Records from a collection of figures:
★ ★ ★ ★ ★

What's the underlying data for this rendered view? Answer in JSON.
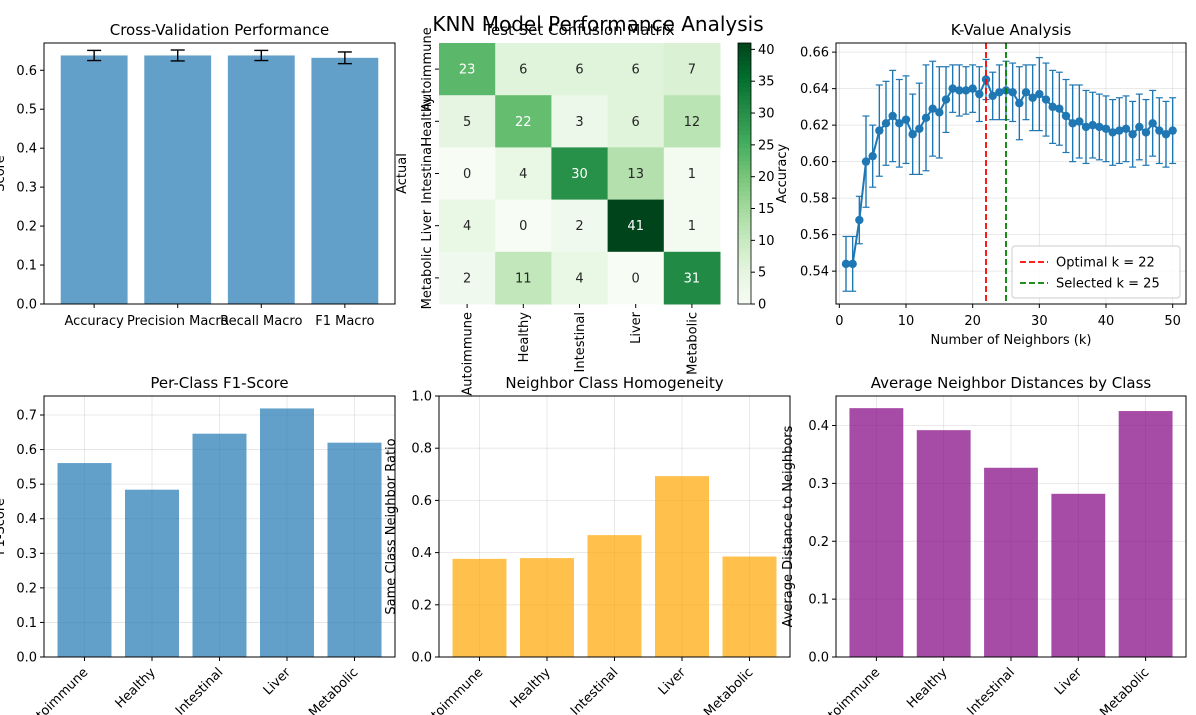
{
  "figure": {
    "title": "KNN Model Performance Analysis"
  },
  "chart_data": [
    {
      "id": "cv",
      "type": "bar",
      "title": "Cross-Validation Performance",
      "xlabel": "",
      "ylabel": "Score",
      "categories": [
        "Accuracy",
        "Precision Macro",
        "Recall Macro",
        "F1 Macro"
      ],
      "values": [
        0.638,
        0.638,
        0.638,
        0.632
      ],
      "errors": [
        0.013,
        0.014,
        0.013,
        0.015
      ],
      "ylim": [
        0,
        0.67
      ],
      "yticks": [
        0.0,
        0.1,
        0.2,
        0.3,
        0.4,
        0.5,
        0.6
      ],
      "color": "#1f77b4",
      "grid": false
    },
    {
      "id": "cm",
      "type": "heatmap",
      "title": "Test Set Confusion Matrix",
      "xlabel": "",
      "ylabel": "Actual",
      "classes": [
        "Autoimmune",
        "Healthy",
        "Intestinal",
        "Liver",
        "Metabolic"
      ],
      "matrix": [
        [
          23,
          6,
          6,
          6,
          7
        ],
        [
          5,
          22,
          3,
          6,
          12
        ],
        [
          0,
          4,
          30,
          13,
          1
        ],
        [
          4,
          0,
          2,
          41,
          1
        ],
        [
          2,
          11,
          4,
          0,
          31
        ]
      ],
      "colormap": "Greens",
      "vmin": 0,
      "vmax": 41,
      "colorbar_ticks": [
        0,
        5,
        10,
        15,
        20,
        25,
        30,
        35,
        40
      ]
    },
    {
      "id": "kval",
      "type": "line",
      "title": "K-Value Analysis",
      "xlabel": "Number of Neighbors (k)",
      "ylabel": "Accuracy",
      "xlim": [
        -0.5,
        52
      ],
      "ylim": [
        0.522,
        0.665
      ],
      "xticks": [
        0,
        10,
        20,
        30,
        40,
        50
      ],
      "yticks": [
        0.54,
        0.56,
        0.58,
        0.6,
        0.62,
        0.64,
        0.66
      ],
      "x": [
        1,
        2,
        3,
        4,
        5,
        6,
        7,
        8,
        9,
        10,
        11,
        12,
        13,
        14,
        15,
        16,
        17,
        18,
        19,
        20,
        21,
        22,
        23,
        24,
        25,
        26,
        27,
        28,
        29,
        30,
        31,
        32,
        33,
        34,
        35,
        36,
        37,
        38,
        39,
        40,
        41,
        42,
        43,
        44,
        45,
        46,
        47,
        48,
        49,
        50
      ],
      "y": [
        0.544,
        0.544,
        0.568,
        0.6,
        0.603,
        0.617,
        0.621,
        0.625,
        0.621,
        0.623,
        0.615,
        0.618,
        0.624,
        0.629,
        0.627,
        0.634,
        0.64,
        0.639,
        0.639,
        0.64,
        0.637,
        0.645,
        0.636,
        0.638,
        0.639,
        0.638,
        0.632,
        0.638,
        0.635,
        0.637,
        0.634,
        0.63,
        0.629,
        0.625,
        0.621,
        0.622,
        0.619,
        0.62,
        0.619,
        0.618,
        0.616,
        0.617,
        0.618,
        0.615,
        0.619,
        0.616,
        0.621,
        0.617,
        0.615,
        0.617
      ],
      "errors": [
        0.015,
        0.015,
        0.013,
        0.025,
        0.017,
        0.025,
        0.023,
        0.025,
        0.024,
        0.024,
        0.022,
        0.025,
        0.029,
        0.026,
        0.025,
        0.018,
        0.013,
        0.014,
        0.013,
        0.013,
        0.015,
        0.011,
        0.013,
        0.015,
        0.016,
        0.016,
        0.02,
        0.015,
        0.018,
        0.02,
        0.02,
        0.02,
        0.02,
        0.02,
        0.021,
        0.02,
        0.02,
        0.018,
        0.018,
        0.018,
        0.018,
        0.018,
        0.018,
        0.018,
        0.018,
        0.018,
        0.018,
        0.018,
        0.018,
        0.018
      ],
      "color": "#1f77b4",
      "vlines": [
        {
          "x": 22,
          "color": "#ff0000",
          "label": "Optimal k = 22"
        },
        {
          "x": 25,
          "color": "#008000",
          "label": "Selected k = 25"
        }
      ],
      "legend": "lower-right",
      "grid": true
    },
    {
      "id": "f1",
      "type": "bar",
      "title": "Per-Class F1-Score",
      "xlabel": "",
      "ylabel": "F1-Score",
      "categories": [
        "Autoimmune",
        "Healthy",
        "Intestinal",
        "Liver",
        "Metabolic"
      ],
      "values": [
        0.561,
        0.484,
        0.646,
        0.719,
        0.62
      ],
      "ylim": [
        0,
        0.755
      ],
      "yticks": [
        0.0,
        0.1,
        0.2,
        0.3,
        0.4,
        0.5,
        0.6,
        0.7
      ],
      "color": "#1f77b4",
      "grid": true
    },
    {
      "id": "homog",
      "type": "bar",
      "title": "Neighbor Class Homogeneity",
      "xlabel": "",
      "ylabel": "Same Class Neighbor Ratio",
      "categories": [
        "Autoimmune",
        "Healthy",
        "Intestinal",
        "Liver",
        "Metabolic"
      ],
      "values": [
        0.376,
        0.379,
        0.467,
        0.693,
        0.385
      ],
      "ylim": [
        0,
        1.0
      ],
      "yticks": [
        0.0,
        0.2,
        0.4,
        0.6,
        0.8,
        1.0
      ],
      "color": "#ffa500",
      "grid": true
    },
    {
      "id": "dist",
      "type": "bar",
      "title": "Average Neighbor Distances by Class",
      "xlabel": "",
      "ylabel": "Average Distance to Neighbors",
      "categories": [
        "Autoimmune",
        "Healthy",
        "Intestinal",
        "Liver",
        "Metabolic"
      ],
      "values": [
        0.43,
        0.392,
        0.327,
        0.282,
        0.425
      ],
      "ylim": [
        0,
        0.451
      ],
      "yticks": [
        0.0,
        0.1,
        0.2,
        0.3,
        0.4
      ],
      "color": "#800080",
      "grid": true
    }
  ]
}
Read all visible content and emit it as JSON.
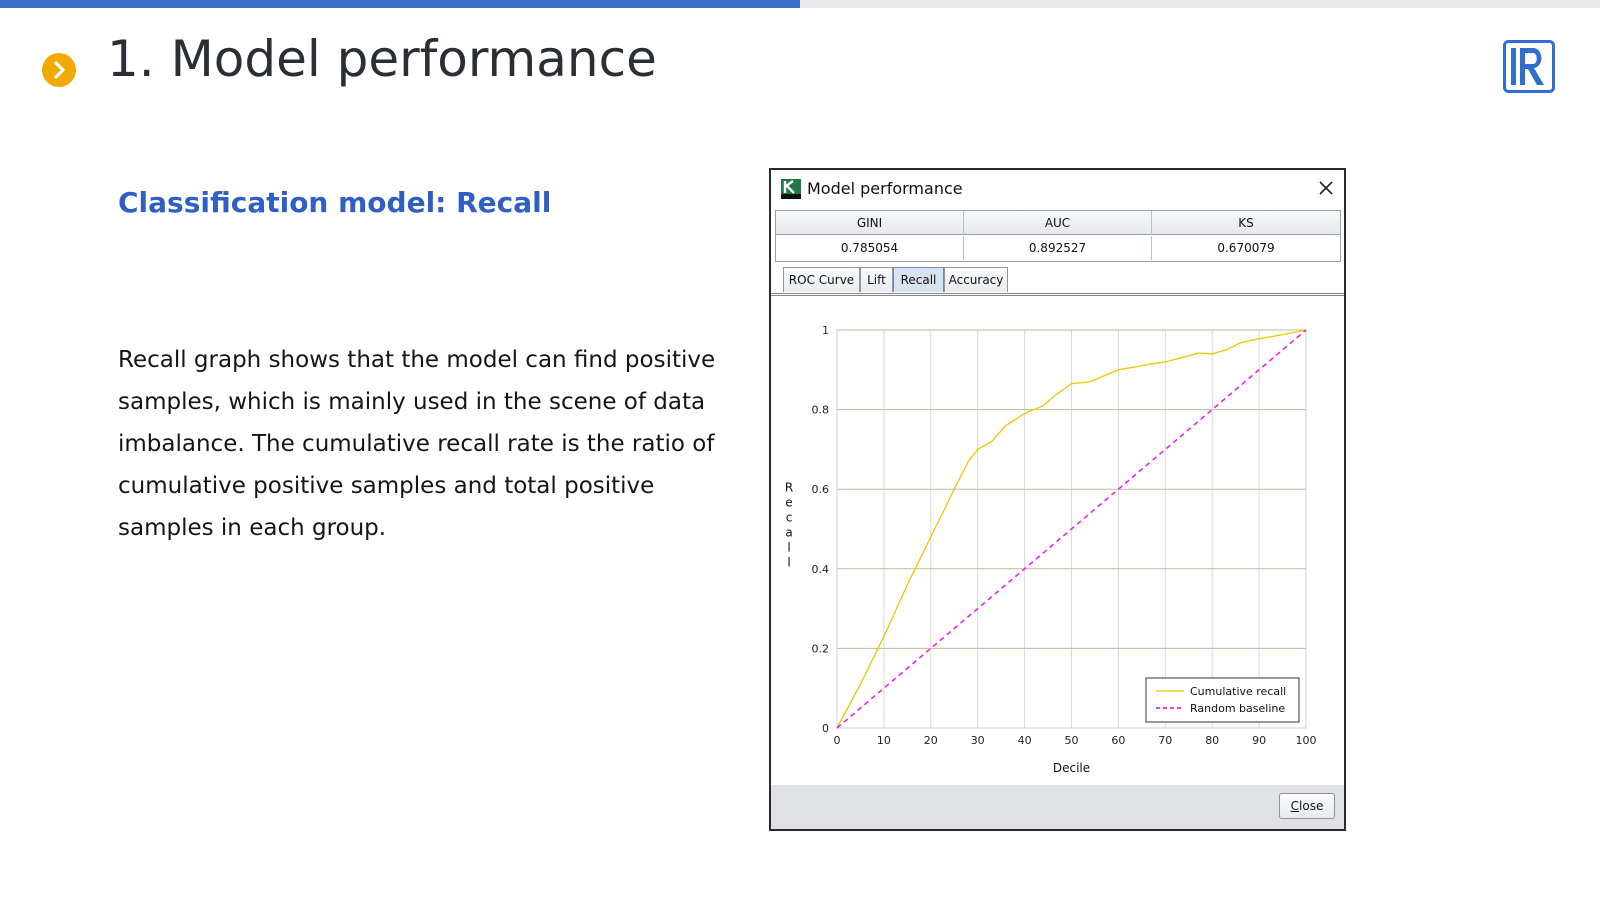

★ ★ ★ ★ ★

GOAL: Identify all lines where the word "Average" shows up. Copy them.

TASK RESULT:
      "title": "Average Neighbor Distances by Class",
      "ylabel": "Average Distance to Neighbors",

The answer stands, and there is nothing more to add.